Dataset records
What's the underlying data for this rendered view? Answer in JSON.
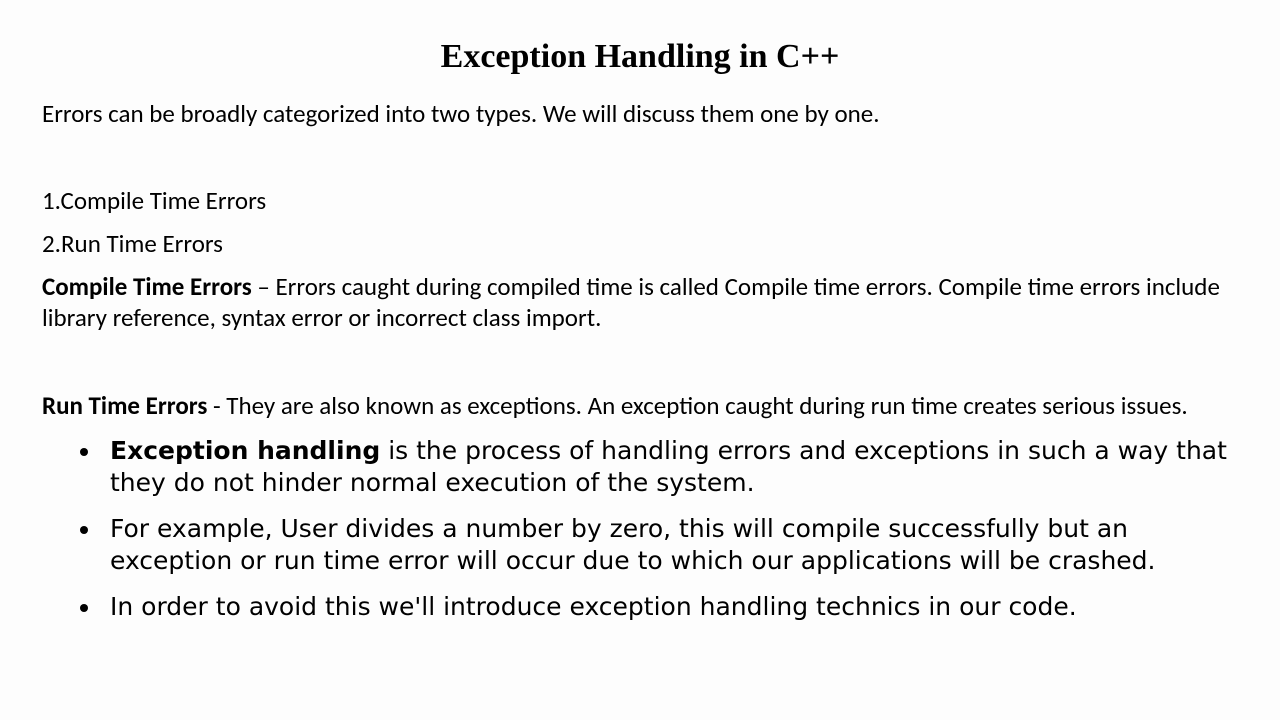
{
  "title": "Exception Handling in C++",
  "intro": "Errors can be broadly categorized into two types. We will discuss them one by one.",
  "list": {
    "item1": "1.Compile Time Errors",
    "item2": "2.Run Time Errors"
  },
  "compile": {
    "label": "Compile Time Errors",
    "text": " – Errors caught during compiled time is called Compile time errors. Compile time errors include library reference, syntax error or incorrect class import."
  },
  "runtime": {
    "label": "Run Time Errors",
    "text": " - They are also known as exceptions. An exception caught during run time creates serious issues."
  },
  "bullets": {
    "b1bold": "Exception handling",
    "b1rest": " is the process of handling errors and exceptions in such a way that they do not hinder normal execution of the system.",
    "b2": "For example, User divides a number by zero, this will compile successfully but an exception or run time error will occur due to which our applications will be crashed.",
    "b3": "In order to avoid this we'll introduce exception handling technics in our code."
  }
}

**YOUR TASK**.
Omit the pictures, then quote the rest of the material above exactly.

**SOLUTION BELOW**.
What's the underlying data for this rendered view? Answer in JSON.
{
  "title": "Exception Handling in C++",
  "intro": "Errors can be broadly categorized into two types. We will discuss them one by one.",
  "list": {
    "item1": "1.Compile Time Errors",
    "item2": "2.Run Time Errors"
  },
  "compile": {
    "label": "Compile Time Errors",
    "text": " – Errors caught during compiled time is called Compile time errors. Compile time errors include library reference, syntax error or incorrect class import."
  },
  "runtime": {
    "label": "Run Time Errors",
    "text": " - They are also known as exceptions. An exception caught during run time creates serious issues."
  },
  "bullets": {
    "b1bold": "Exception handling",
    "b1rest": " is the process of handling errors and exceptions in such a way that they do not hinder normal execution of the system.",
    "b2": "For example, User divides a number by zero, this will compile successfully but an exception or run time error will occur due to which our applications will be crashed.",
    "b3": "In order to avoid this we'll introduce exception handling technics in our code."
  }
}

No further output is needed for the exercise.